Stored data
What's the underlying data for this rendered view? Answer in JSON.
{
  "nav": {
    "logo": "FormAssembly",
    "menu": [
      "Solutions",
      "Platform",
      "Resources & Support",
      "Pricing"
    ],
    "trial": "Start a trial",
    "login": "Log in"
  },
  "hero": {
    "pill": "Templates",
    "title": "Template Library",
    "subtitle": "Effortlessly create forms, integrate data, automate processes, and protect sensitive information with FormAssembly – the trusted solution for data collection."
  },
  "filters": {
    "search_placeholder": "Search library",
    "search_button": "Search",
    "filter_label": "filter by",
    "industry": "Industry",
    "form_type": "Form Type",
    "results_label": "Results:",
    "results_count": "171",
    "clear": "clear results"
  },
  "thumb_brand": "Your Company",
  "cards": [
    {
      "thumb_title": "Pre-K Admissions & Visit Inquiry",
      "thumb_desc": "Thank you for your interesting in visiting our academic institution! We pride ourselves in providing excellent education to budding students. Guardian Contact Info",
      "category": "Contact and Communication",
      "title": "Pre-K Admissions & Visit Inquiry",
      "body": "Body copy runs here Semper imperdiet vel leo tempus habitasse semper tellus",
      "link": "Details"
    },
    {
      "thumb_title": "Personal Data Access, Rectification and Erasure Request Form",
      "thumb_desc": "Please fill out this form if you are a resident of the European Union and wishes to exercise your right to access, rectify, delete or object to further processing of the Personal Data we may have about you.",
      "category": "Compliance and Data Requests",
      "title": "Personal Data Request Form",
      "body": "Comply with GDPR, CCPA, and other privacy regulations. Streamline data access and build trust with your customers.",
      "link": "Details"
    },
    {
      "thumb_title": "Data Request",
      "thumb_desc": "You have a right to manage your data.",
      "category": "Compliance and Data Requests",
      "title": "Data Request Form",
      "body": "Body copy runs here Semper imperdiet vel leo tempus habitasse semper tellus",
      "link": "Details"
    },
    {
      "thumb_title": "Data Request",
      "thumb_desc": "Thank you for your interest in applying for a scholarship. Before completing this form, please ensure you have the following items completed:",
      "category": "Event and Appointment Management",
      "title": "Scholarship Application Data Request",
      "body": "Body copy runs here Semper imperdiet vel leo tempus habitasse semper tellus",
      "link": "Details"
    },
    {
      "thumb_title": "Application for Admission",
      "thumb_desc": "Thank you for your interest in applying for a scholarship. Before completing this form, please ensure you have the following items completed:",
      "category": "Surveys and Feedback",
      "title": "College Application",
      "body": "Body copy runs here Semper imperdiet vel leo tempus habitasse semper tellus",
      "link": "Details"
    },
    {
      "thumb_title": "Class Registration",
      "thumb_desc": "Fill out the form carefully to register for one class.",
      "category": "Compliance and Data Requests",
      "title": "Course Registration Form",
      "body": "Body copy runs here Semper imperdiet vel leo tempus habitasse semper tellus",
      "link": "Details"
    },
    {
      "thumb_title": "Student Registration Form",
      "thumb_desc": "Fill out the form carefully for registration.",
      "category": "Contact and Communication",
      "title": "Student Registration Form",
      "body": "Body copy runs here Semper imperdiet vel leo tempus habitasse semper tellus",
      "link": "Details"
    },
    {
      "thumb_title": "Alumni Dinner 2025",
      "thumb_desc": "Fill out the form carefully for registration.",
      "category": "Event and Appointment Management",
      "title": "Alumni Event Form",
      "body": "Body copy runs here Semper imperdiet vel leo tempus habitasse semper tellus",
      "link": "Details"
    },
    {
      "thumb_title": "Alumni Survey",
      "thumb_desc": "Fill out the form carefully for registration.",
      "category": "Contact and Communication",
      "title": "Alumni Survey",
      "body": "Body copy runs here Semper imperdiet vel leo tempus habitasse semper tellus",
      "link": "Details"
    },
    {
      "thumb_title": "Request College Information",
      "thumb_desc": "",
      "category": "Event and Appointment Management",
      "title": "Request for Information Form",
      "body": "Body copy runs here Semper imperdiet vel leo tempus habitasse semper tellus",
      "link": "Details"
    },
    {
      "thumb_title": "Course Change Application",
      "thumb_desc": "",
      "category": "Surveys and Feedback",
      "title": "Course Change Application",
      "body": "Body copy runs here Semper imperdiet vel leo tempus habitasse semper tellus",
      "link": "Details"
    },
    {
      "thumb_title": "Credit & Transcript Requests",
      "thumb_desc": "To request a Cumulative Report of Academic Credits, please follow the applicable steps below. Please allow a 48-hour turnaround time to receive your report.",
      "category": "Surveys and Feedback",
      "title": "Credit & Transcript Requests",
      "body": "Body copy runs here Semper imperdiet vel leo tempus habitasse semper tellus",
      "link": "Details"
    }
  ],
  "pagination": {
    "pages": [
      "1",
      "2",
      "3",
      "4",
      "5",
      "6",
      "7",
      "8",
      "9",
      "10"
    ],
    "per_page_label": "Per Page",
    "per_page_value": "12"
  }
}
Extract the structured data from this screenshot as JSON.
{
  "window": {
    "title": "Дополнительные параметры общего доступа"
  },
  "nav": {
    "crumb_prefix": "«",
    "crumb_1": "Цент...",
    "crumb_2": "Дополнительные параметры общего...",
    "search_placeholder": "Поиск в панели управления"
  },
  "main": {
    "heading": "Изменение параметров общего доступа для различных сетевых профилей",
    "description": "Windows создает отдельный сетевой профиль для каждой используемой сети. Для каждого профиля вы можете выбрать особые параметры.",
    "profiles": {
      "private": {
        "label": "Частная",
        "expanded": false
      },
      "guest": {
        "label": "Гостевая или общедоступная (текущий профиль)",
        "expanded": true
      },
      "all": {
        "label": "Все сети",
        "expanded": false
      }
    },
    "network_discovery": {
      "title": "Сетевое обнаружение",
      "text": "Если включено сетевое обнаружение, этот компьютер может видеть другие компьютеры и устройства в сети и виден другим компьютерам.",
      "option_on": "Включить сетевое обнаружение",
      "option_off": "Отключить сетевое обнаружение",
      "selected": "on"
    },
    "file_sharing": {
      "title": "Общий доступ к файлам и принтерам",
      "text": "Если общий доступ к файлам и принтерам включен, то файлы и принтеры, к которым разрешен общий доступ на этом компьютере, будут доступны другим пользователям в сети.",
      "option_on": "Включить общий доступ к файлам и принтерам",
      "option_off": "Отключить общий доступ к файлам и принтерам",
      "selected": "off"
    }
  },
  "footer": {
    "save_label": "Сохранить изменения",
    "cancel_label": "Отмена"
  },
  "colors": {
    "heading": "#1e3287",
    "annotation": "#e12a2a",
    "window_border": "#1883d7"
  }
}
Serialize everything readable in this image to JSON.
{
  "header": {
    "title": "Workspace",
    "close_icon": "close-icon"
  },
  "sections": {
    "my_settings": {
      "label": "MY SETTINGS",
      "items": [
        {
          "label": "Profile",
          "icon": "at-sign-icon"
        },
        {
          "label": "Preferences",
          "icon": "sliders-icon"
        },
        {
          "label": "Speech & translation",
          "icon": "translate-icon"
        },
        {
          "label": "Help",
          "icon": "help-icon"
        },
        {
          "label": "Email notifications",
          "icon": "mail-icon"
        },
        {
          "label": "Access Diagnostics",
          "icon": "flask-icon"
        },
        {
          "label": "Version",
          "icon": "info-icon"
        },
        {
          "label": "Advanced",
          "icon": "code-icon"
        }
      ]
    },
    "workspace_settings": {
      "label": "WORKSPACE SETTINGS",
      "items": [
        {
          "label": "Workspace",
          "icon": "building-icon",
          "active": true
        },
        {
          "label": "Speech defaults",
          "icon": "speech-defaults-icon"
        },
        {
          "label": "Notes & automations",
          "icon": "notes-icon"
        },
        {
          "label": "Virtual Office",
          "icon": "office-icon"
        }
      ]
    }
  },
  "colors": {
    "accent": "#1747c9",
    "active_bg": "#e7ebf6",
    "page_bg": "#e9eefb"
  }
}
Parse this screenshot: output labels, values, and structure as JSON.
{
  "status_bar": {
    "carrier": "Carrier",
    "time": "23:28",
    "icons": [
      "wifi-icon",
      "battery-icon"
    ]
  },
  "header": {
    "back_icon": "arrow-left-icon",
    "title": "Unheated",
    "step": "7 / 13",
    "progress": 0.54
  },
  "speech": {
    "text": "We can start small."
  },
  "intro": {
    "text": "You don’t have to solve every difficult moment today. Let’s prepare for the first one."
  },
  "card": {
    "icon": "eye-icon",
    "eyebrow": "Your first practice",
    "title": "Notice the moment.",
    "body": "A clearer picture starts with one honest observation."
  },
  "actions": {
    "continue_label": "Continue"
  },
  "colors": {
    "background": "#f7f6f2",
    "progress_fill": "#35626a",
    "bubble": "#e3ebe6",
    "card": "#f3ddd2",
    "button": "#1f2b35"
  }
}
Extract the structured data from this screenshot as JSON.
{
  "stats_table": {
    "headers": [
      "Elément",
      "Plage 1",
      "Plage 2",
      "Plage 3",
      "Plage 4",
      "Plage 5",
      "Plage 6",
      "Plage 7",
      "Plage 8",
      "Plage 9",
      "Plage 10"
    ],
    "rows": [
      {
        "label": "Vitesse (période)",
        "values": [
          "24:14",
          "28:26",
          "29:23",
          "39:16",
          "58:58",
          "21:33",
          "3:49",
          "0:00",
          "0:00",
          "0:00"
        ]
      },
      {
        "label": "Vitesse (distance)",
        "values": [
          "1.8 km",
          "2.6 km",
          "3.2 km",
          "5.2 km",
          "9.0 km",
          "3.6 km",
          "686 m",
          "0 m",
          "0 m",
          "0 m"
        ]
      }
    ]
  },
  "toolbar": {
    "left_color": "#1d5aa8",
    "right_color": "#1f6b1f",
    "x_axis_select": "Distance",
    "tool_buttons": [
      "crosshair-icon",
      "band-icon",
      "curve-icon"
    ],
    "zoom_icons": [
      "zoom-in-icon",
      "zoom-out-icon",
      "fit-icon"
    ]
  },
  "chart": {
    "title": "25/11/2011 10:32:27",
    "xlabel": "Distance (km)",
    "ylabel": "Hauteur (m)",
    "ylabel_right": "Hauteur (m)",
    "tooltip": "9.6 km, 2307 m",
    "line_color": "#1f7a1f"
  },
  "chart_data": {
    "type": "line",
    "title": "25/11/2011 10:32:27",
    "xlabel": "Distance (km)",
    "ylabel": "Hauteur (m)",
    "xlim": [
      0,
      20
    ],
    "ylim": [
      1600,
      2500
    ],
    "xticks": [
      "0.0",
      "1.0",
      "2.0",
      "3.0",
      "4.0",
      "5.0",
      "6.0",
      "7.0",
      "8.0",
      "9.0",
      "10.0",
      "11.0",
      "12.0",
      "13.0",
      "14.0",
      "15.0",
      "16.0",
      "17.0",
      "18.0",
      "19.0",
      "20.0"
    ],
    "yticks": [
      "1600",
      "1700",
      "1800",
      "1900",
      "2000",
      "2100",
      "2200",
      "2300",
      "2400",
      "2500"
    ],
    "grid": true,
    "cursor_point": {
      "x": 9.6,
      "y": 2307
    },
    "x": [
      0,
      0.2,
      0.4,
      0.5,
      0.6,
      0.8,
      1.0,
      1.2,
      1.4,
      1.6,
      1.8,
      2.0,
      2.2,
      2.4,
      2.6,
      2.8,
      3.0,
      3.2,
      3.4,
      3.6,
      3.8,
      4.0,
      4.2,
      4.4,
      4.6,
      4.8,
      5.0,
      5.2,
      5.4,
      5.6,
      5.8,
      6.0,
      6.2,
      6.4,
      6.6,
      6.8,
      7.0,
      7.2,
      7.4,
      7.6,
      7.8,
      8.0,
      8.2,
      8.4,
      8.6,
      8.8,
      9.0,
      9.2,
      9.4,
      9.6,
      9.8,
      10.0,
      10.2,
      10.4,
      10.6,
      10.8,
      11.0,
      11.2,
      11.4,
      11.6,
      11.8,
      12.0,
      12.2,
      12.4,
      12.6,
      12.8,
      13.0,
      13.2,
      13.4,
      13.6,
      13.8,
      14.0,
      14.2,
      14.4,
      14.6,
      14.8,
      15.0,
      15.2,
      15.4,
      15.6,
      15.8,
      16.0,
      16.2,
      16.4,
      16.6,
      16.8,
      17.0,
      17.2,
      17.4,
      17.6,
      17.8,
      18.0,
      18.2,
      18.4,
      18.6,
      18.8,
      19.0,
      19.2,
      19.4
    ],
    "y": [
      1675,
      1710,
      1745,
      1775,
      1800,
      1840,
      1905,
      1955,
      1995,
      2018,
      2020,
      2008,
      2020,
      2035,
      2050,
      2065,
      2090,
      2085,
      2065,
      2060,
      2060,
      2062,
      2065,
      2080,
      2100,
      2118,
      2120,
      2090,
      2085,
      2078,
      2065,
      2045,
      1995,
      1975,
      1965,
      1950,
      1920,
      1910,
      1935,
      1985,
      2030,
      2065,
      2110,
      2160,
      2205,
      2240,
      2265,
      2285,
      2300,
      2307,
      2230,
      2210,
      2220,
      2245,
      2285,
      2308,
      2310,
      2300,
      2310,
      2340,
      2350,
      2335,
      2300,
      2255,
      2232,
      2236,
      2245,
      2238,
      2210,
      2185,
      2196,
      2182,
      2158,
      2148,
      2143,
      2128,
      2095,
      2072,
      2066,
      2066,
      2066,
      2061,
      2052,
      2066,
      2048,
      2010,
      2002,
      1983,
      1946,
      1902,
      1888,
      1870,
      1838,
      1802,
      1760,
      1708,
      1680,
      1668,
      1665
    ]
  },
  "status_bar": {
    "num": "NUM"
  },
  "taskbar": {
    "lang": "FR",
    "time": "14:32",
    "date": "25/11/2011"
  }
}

Problem to work on
Gather each line in the entries above where the string "Alumni" is found.

Finished task
      "thumb_title": "Alumni Dinner 2025",
      "title": "Alumni Event Form",
      "thumb_title": "Alumni Survey",
      "title": "Alumni Survey",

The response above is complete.